* _Set problem_
Each entry below must be repeated word for word.

* _Excerpted data_
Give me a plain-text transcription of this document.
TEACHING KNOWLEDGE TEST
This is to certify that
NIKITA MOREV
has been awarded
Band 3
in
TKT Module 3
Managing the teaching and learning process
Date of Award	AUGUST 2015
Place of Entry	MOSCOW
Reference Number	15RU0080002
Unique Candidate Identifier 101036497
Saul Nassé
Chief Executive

* _Output of the task_
Give me a plain-text transcription of this document.
TEACHING KNOWLEDGE TEST
This is to certify that
NIKITA MOREV
has been awarded
Band 3
in
TKT Module 3
Managing the teaching and learning process
Date of Award	AUGUST 2015
Place of Entry	MOSCOW
Reference Number	15RU0080002
Unique Candidate Identifier 101036497
Saul Nassé
Chief Executive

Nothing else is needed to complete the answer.